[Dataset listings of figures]
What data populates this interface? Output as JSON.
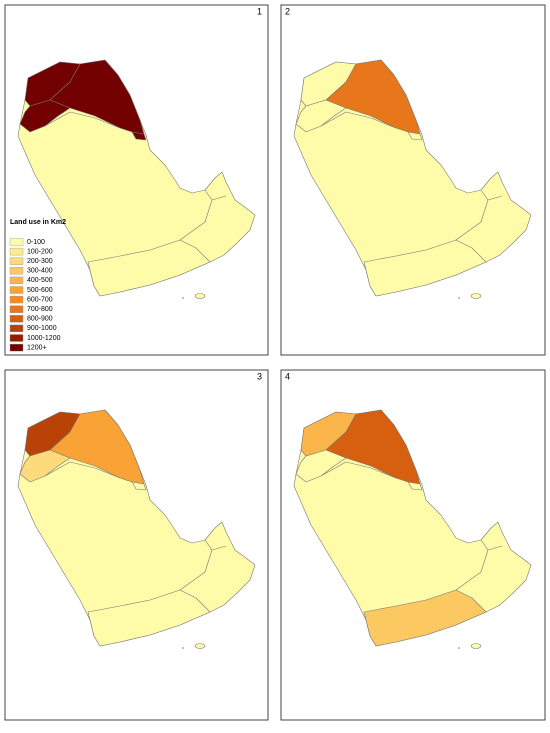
{
  "panels": [
    {
      "label": "1"
    },
    {
      "label": "2"
    },
    {
      "label": "3"
    },
    {
      "label": "4"
    }
  ],
  "legend": {
    "title": "Land use in Km2",
    "items": [
      {
        "label": "0-100",
        "color": "#fefca8"
      },
      {
        "label": "100-200",
        "color": "#fdeb8e"
      },
      {
        "label": "200-300",
        "color": "#fddb7c"
      },
      {
        "label": "300-400",
        "color": "#fcc862"
      },
      {
        "label": "400-500",
        "color": "#fbb54a"
      },
      {
        "label": "500-600",
        "color": "#f9a236"
      },
      {
        "label": "600-700",
        "color": "#f58c22"
      },
      {
        "label": "700-800",
        "color": "#e8761a"
      },
      {
        "label": "800-900",
        "color": "#d65f10"
      },
      {
        "label": "900-1000",
        "color": "#b94207"
      },
      {
        "label": "1000-1200",
        "color": "#922000"
      },
      {
        "label": "1200+",
        "color": "#720000"
      }
    ]
  }
}
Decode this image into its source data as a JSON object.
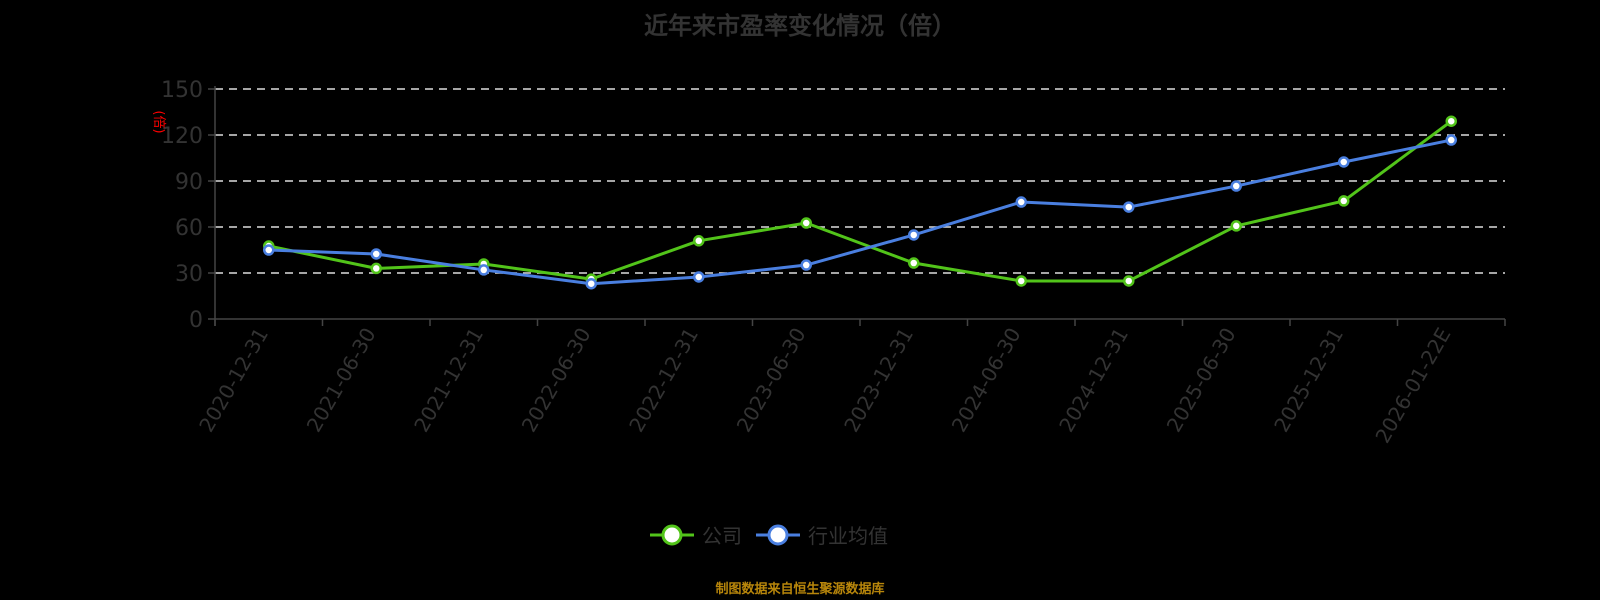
{
  "title": "近年来市盈率变化情况（倍）",
  "footer": "制图数据来自恒生聚源数据库",
  "yaxis_unit_label": "(倍)",
  "colors": {
    "company": "#52c41a",
    "industry": "#4a7fe0",
    "axis_text": "#333333",
    "grid": "#dddddd",
    "footer": "#b8860b",
    "unit_label": "#ff0000"
  },
  "legend": [
    {
      "name": "公司",
      "color": "#52c41a"
    },
    {
      "name": "行业均值",
      "color": "#4a7fe0"
    }
  ],
  "chart_data": {
    "type": "line",
    "title": "近年来市盈率变化情况（倍）",
    "xlabel": "",
    "ylabel": "(倍)",
    "ylim": [
      0,
      150
    ],
    "yticks": [
      0,
      30,
      60,
      90,
      120,
      150
    ],
    "grid": true,
    "legend_position": "bottom",
    "categories": [
      "2020-12-31",
      "2021-06-30",
      "2021-12-31",
      "2022-06-30",
      "2022-12-31",
      "2023-06-30",
      "2023-12-31",
      "2024-06-30",
      "2024-12-31",
      "2025-06-30",
      "2025-12-31",
      "2026-01-22E"
    ],
    "series": [
      {
        "name": "公司",
        "values": [
          47.6,
          33.0,
          35.9,
          26.0,
          51.0,
          62.6,
          36.5,
          24.8,
          24.8,
          60.7,
          77.0,
          129.0
        ]
      },
      {
        "name": "行业均值",
        "values": [
          45.0,
          42.4,
          32.0,
          23.0,
          27.4,
          35.2,
          54.8,
          76.3,
          73.0,
          86.7,
          102.4,
          116.7
        ]
      }
    ]
  }
}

Task goal = Find the string "近年来市盈率变化情况" in the entries above and return each line that holds it.

Problem solution =
  "title": "近年来市盈率变化情况（倍）",
    "title": "近年来市盈率变化情况（倍）",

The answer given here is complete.